-- Given records start --
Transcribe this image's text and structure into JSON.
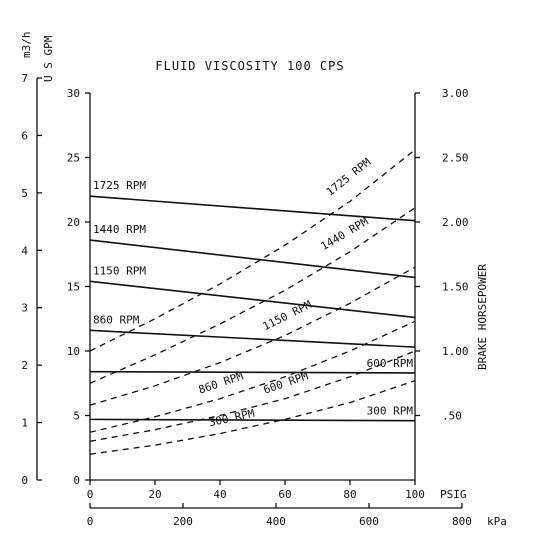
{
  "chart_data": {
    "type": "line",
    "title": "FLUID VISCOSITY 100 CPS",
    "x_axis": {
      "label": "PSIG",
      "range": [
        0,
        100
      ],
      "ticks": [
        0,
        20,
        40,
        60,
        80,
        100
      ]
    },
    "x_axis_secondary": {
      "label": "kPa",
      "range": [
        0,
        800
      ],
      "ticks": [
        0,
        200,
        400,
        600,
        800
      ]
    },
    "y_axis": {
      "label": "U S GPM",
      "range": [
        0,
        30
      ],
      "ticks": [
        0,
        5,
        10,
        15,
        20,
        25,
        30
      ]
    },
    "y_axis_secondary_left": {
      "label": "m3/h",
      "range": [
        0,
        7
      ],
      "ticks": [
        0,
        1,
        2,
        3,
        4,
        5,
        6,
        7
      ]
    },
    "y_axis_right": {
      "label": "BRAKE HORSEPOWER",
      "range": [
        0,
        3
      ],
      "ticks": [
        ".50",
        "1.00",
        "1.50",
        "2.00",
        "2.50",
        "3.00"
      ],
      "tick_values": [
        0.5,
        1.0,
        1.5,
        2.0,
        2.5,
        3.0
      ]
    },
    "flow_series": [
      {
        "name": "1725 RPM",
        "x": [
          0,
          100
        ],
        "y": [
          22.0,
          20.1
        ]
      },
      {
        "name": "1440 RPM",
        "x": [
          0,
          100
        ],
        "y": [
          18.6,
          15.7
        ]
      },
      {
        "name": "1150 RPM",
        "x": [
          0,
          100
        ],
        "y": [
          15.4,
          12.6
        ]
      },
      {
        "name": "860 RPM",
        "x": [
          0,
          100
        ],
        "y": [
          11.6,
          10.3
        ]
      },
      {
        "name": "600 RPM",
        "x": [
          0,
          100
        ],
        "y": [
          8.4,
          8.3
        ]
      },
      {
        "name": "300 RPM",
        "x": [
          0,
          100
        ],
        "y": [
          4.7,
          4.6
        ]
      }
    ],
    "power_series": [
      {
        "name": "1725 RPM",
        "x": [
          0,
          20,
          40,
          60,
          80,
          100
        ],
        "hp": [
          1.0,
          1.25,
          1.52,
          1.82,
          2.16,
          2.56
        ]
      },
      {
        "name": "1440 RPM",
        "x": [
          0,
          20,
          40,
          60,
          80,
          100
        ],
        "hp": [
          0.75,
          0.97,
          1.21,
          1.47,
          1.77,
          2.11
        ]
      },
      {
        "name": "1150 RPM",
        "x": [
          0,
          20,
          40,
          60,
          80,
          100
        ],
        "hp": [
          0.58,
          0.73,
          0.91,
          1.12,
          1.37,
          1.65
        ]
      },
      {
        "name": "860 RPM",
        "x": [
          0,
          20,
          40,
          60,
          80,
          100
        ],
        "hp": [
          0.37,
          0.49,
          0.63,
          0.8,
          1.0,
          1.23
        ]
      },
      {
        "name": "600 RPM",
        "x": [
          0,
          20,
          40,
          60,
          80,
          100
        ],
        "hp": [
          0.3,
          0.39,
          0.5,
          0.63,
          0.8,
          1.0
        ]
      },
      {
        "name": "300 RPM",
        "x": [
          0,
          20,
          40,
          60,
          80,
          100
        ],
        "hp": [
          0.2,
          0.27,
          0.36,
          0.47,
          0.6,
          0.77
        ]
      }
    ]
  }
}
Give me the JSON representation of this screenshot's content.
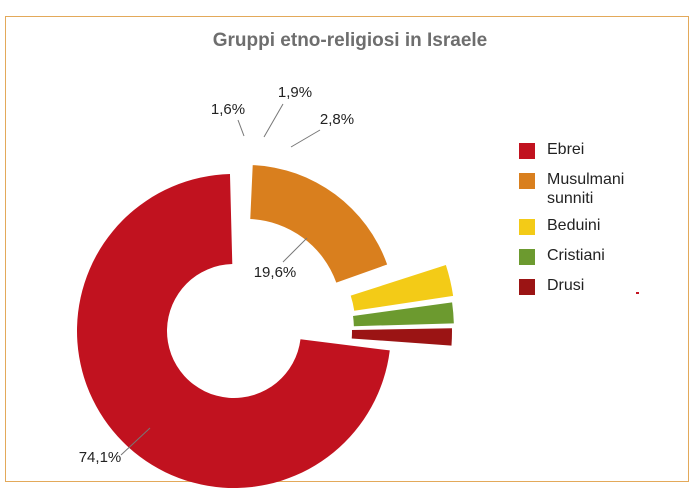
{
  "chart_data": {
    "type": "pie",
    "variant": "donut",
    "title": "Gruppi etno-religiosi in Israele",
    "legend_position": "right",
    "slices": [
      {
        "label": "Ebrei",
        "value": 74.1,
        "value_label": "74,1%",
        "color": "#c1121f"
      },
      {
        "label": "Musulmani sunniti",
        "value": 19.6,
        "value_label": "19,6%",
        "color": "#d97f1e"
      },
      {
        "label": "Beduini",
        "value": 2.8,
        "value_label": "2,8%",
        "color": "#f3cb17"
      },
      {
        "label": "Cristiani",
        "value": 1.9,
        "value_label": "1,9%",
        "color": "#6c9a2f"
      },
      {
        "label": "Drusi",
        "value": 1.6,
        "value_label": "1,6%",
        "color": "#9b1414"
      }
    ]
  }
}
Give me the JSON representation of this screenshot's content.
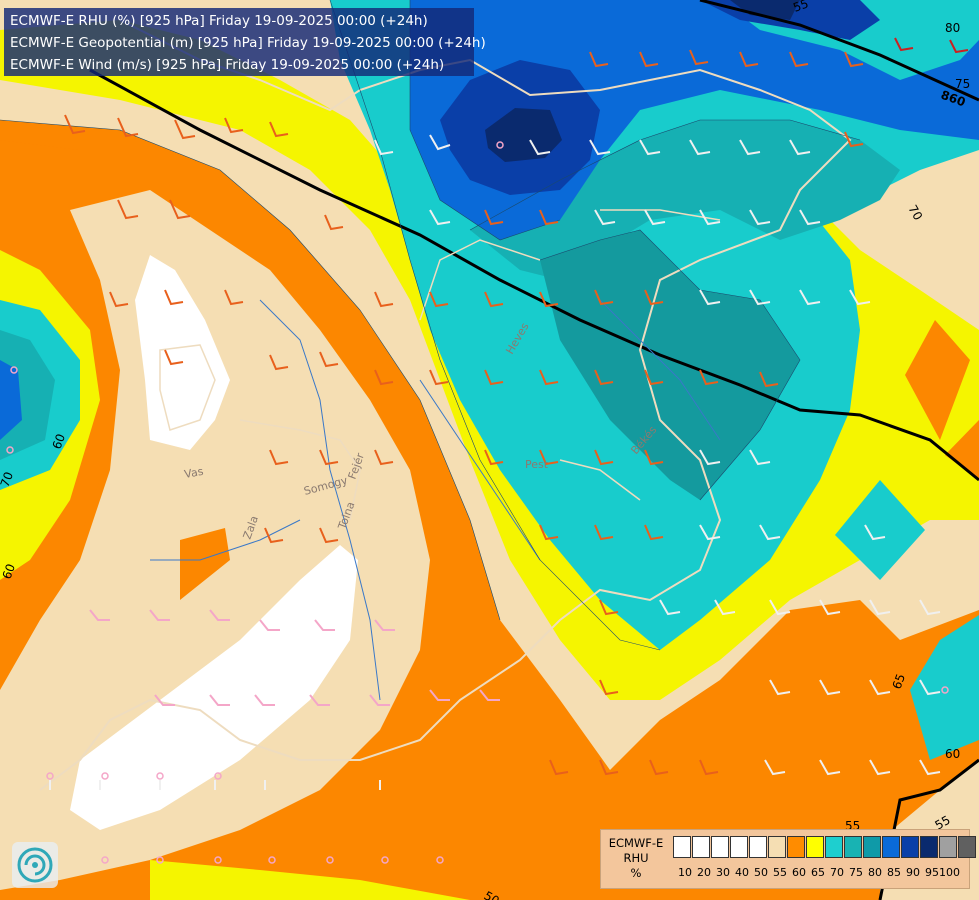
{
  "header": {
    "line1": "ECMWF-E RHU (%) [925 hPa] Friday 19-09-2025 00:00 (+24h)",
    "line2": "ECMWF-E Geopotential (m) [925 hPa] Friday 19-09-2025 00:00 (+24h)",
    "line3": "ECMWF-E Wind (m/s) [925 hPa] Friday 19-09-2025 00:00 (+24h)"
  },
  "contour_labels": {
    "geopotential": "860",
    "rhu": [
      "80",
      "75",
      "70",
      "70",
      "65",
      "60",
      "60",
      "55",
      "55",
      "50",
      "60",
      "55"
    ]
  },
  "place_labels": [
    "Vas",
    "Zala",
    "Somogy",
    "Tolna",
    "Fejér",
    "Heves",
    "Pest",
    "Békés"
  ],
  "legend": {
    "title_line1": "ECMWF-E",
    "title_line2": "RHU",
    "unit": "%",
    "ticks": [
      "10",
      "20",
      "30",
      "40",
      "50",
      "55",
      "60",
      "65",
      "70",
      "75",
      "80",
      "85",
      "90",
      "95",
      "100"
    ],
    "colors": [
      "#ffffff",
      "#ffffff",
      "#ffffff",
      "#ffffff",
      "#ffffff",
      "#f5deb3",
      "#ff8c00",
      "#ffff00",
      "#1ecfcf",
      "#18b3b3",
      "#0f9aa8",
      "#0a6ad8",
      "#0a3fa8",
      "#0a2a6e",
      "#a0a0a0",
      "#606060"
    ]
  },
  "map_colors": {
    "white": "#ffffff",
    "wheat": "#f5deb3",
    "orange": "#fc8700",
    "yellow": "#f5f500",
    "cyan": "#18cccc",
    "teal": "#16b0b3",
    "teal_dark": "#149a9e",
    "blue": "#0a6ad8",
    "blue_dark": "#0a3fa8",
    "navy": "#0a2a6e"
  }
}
-- Given records end --
**Task prompt**:
Print each line of the material above exactly, with the pictures removed from your copy.

**Written response**:
Transcribe this image's text and structure into JSON.
{
  "chart_data": {
    "type": "line",
    "title": "FLUID VISCOSITY 100 CPS",
    "x_axis": {
      "label": "PSIG",
      "range": [
        0,
        100
      ],
      "ticks": [
        0,
        20,
        40,
        60,
        80,
        100
      ]
    },
    "x_axis_secondary": {
      "label": "kPa",
      "range": [
        0,
        800
      ],
      "ticks": [
        0,
        200,
        400,
        600,
        800
      ]
    },
    "y_axis": {
      "label": "U S GPM",
      "range": [
        0,
        30
      ],
      "ticks": [
        0,
        5,
        10,
        15,
        20,
        25,
        30
      ]
    },
    "y_axis_secondary_left": {
      "label": "m3/h",
      "range": [
        0,
        7
      ],
      "ticks": [
        0,
        1,
        2,
        3,
        4,
        5,
        6,
        7
      ]
    },
    "y_axis_right": {
      "label": "BRAKE HORSEPOWER",
      "range": [
        0,
        3
      ],
      "ticks": [
        ".50",
        "1.00",
        "1.50",
        "2.00",
        "2.50",
        "3.00"
      ],
      "tick_values": [
        0.5,
        1.0,
        1.5,
        2.0,
        2.5,
        3.0
      ]
    },
    "flow_series": [
      {
        "name": "1725 RPM",
        "x": [
          0,
          100
        ],
        "y": [
          22.0,
          20.1
        ]
      },
      {
        "name": "1440 RPM",
        "x": [
          0,
          100
        ],
        "y": [
          18.6,
          15.7
        ]
      },
      {
        "name": "1150 RPM",
        "x": [
          0,
          100
        ],
        "y": [
          15.4,
          12.6
        ]
      },
      {
        "name": "860 RPM",
        "x": [
          0,
          100
        ],
        "y": [
          11.6,
          10.3
        ]
      },
      {
        "name": "600 RPM",
        "x": [
          0,
          100
        ],
        "y": [
          8.4,
          8.3
        ]
      },
      {
        "name": "300 RPM",
        "x": [
          0,
          100
        ],
        "y": [
          4.7,
          4.6
        ]
      }
    ],
    "power_series": [
      {
        "name": "1725 RPM",
        "x": [
          0,
          20,
          40,
          60,
          80,
          100
        ],
        "hp": [
          1.0,
          1.25,
          1.52,
          1.82,
          2.16,
          2.56
        ]
      },
      {
        "name": "1440 RPM",
        "x": [
          0,
          20,
          40,
          60,
          80,
          100
        ],
        "hp": [
          0.75,
          0.97,
          1.21,
          1.47,
          1.77,
          2.11
        ]
      },
      {
        "name": "1150 RPM",
        "x": [
          0,
          20,
          40,
          60,
          80,
          100
        ],
        "hp": [
          0.58,
          0.73,
          0.91,
          1.12,
          1.37,
          1.65
        ]
      },
      {
        "name": "860 RPM",
        "x": [
          0,
          20,
          40,
          60,
          80,
          100
        ],
        "hp": [
          0.37,
          0.49,
          0.63,
          0.8,
          1.0,
          1.23
        ]
      },
      {
        "name": "600 RPM",
        "x": [
          0,
          20,
          40,
          60,
          80,
          100
        ],
        "hp": [
          0.3,
          0.39,
          0.5,
          0.63,
          0.8,
          1.0
        ]
      },
      {
        "name": "300 RPM",
        "x": [
          0,
          20,
          40,
          60,
          80,
          100
        ],
        "hp": [
          0.2,
          0.27,
          0.36,
          0.47,
          0.6,
          0.77
        ]
      }
    ]
  }
}
Give me the JSON representation of this screenshot's content.
{
  "chart_data": {
    "type": "pie",
    "variant": "donut",
    "title": "Gruppi etno-religiosi in Israele",
    "legend_position": "right",
    "slices": [
      {
        "label": "Ebrei",
        "value": 74.1,
        "value_label": "74,1%",
        "color": "#c1121f"
      },
      {
        "label": "Musulmani sunniti",
        "value": 19.6,
        "value_label": "19,6%",
        "color": "#d97f1e"
      },
      {
        "label": "Beduini",
        "value": 2.8,
        "value_label": "2,8%",
        "color": "#f3cb17"
      },
      {
        "label": "Cristiani",
        "value": 1.9,
        "value_label": "1,9%",
        "color": "#6c9a2f"
      },
      {
        "label": "Drusi",
        "value": 1.6,
        "value_label": "1,6%",
        "color": "#9b1414"
      }
    ]
  }
}
Give me the JSON representation of this screenshot's content.
{
  "header": {
    "line1": "ECMWF-E RHU (%) [925 hPa] Friday 19-09-2025 00:00 (+24h)",
    "line2": "ECMWF-E Geopotential (m) [925 hPa] Friday 19-09-2025 00:00 (+24h)",
    "line3": "ECMWF-E Wind (m/s) [925 hPa] Friday 19-09-2025 00:00 (+24h)"
  },
  "contour_labels": {
    "geopotential": "860",
    "rhu": [
      "80",
      "75",
      "70",
      "70",
      "65",
      "60",
      "60",
      "55",
      "55",
      "50",
      "60",
      "55"
    ]
  },
  "place_labels": [
    "Vas",
    "Zala",
    "Somogy",
    "Tolna",
    "Fejér",
    "Heves",
    "Pest",
    "Békés"
  ],
  "legend": {
    "title_line1": "ECMWF-E",
    "title_line2": "RHU",
    "unit": "%",
    "ticks": [
      "10",
      "20",
      "30",
      "40",
      "50",
      "55",
      "60",
      "65",
      "70",
      "75",
      "80",
      "85",
      "90",
      "95",
      "100"
    ],
    "colors": [
      "#ffffff",
      "#ffffff",
      "#ffffff",
      "#ffffff",
      "#ffffff",
      "#f5deb3",
      "#ff8c00",
      "#ffff00",
      "#1ecfcf",
      "#18b3b3",
      "#0f9aa8",
      "#0a6ad8",
      "#0a3fa8",
      "#0a2a6e",
      "#a0a0a0",
      "#606060"
    ]
  },
  "map_colors": {
    "white": "#ffffff",
    "wheat": "#f5deb3",
    "orange": "#fc8700",
    "yellow": "#f5f500",
    "cyan": "#18cccc",
    "teal": "#16b0b3",
    "teal_dark": "#149a9e",
    "blue": "#0a6ad8",
    "blue_dark": "#0a3fa8",
    "navy": "#0a2a6e"
  }
}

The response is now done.